# [Text provided]
---*---
How Hurricane Irma's Winds (Temporarily) Drained Tampa Bay
Hurricane Irma's strong winds didn't just whip around palm trees, knock down power lines and rip off roofs — they also pushed aside vast amounts of shallow water, temporarily leaving behind a bare seabed along the coast of Tampa Bay, according to a video taken Sunday (Sept. 10).
As Irma moved toward Florida, Twitter user @scheuster let his dogs gallop around an empty (or, at least, waterless) Tampa Bay. He posted, "#Tampa bay now an effective dog park as we wait for #irma. With @CityofTampa parks closed ahead of storm, this is the best we've got."
Parts of the bay were empty because the hurricane had blown away the water, akin to pointing a leaf blower toward a puddle and pressing the "on" switch, said Gary Lackmann, a professor in the Department of Marine, Earth and Atmospheric Sciences at North Carolina State University. "The wind is going to push the water away," Lackmann told Live Science. [Hurricane Irma Photos: Images of a Monster Storm]
It's not uncommon for tropical storm winds to displace shallow water, but Irma's effects were stark in Tampa Bay, which has a gradually sloping ocean floor on the West Florida Continental Shelf, said Joseph Zambon, a research assistant professor in the Department of Marine, Earth and Atmospheric Sciences at North Carolina State University.
---*---
# [Rows]
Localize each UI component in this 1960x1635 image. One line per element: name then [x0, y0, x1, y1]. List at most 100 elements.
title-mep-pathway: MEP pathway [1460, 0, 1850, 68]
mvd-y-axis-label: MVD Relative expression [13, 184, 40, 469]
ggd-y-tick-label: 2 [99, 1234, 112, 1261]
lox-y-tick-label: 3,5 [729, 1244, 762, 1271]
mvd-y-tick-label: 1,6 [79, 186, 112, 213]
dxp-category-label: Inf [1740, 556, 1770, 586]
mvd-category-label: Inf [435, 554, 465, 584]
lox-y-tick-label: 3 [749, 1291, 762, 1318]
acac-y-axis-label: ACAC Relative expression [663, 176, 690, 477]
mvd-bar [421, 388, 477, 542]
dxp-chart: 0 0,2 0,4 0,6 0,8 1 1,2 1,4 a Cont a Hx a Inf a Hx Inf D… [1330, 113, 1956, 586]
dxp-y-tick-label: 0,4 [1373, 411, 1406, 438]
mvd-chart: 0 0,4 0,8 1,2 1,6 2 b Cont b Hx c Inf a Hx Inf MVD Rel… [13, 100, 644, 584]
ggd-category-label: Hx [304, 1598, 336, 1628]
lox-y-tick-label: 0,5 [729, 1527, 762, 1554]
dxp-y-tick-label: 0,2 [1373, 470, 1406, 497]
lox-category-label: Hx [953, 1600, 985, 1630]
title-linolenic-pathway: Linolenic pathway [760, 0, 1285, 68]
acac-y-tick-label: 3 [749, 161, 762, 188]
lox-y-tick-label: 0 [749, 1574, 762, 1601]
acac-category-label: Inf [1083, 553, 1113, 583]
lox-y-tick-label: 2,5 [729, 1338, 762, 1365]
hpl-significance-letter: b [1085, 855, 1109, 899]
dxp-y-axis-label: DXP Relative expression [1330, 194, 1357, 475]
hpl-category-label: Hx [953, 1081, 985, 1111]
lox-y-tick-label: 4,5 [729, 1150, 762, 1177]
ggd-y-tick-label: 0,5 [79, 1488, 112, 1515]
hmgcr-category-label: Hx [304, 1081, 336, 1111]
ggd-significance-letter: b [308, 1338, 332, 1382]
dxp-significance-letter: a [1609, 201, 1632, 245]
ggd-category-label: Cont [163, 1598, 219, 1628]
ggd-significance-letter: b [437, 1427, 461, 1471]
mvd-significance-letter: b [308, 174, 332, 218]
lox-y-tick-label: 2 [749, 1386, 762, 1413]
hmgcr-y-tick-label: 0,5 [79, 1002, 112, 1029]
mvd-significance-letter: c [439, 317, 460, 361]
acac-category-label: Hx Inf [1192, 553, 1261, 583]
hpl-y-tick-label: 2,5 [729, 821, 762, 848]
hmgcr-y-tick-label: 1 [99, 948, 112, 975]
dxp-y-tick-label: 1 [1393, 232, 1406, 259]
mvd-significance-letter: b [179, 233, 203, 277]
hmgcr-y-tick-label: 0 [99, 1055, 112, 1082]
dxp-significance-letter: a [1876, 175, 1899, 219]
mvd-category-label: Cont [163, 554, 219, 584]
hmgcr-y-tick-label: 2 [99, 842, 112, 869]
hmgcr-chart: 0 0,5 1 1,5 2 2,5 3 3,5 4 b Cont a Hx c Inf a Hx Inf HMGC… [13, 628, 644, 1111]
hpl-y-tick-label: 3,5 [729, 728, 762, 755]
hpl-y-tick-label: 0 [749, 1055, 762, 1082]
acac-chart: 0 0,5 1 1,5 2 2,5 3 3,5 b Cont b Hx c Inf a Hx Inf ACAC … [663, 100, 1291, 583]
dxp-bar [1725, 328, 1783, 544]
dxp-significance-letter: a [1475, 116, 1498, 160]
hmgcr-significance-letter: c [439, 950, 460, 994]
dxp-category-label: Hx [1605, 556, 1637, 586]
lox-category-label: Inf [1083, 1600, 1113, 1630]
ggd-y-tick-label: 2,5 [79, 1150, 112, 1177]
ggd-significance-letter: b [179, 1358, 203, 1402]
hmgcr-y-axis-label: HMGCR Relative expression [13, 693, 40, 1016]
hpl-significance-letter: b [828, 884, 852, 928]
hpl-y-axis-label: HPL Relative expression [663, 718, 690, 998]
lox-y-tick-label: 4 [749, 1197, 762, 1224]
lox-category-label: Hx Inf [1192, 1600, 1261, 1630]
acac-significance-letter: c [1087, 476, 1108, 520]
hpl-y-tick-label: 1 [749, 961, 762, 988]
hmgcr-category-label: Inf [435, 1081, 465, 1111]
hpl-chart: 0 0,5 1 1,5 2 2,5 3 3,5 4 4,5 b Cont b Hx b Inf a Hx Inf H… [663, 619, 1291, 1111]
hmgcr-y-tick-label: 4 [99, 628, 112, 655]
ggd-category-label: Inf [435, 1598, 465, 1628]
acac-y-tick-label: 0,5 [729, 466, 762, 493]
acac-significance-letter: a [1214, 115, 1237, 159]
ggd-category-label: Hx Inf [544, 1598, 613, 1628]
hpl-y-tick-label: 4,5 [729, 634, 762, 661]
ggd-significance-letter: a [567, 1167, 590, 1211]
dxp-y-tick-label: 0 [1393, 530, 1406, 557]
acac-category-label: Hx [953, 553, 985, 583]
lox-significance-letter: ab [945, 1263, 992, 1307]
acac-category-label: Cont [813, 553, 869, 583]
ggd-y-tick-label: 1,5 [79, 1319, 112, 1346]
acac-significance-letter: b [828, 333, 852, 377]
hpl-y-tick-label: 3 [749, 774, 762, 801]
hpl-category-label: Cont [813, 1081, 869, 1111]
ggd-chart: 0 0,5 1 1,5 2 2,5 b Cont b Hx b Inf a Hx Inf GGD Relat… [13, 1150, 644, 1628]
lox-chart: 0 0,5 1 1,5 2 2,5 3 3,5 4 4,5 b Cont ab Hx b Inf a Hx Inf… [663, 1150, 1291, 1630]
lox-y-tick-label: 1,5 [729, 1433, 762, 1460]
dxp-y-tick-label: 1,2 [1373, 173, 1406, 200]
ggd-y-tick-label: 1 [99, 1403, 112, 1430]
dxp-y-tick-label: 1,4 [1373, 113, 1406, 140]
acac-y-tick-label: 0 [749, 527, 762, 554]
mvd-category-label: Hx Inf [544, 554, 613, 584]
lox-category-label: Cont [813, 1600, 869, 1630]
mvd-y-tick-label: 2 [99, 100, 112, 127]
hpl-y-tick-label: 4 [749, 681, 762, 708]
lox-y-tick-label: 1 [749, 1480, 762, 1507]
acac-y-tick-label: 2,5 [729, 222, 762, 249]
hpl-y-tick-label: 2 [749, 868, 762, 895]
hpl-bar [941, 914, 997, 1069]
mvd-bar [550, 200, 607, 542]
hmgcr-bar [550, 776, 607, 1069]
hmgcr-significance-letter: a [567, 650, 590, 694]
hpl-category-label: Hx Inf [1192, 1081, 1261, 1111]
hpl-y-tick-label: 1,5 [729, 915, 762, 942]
---*---
# [Given exercise]
Answer these from the article on Hurricane Irma and Tampa Bay:
(a) On what day was the video of the bare seabed taken?
(b) To what does Gary Lackmann compare the wind pushing the water away?
(c) On what continental shelf does Tampa Bay's gradually sloping ocean floor lie?

# [Completed exercise]
(a) Sunday, Sept. 10.
(b) Pointing a leaf blower toward a puddle and pressing the "on" switch.
(c) The West Florida Continental Shelf.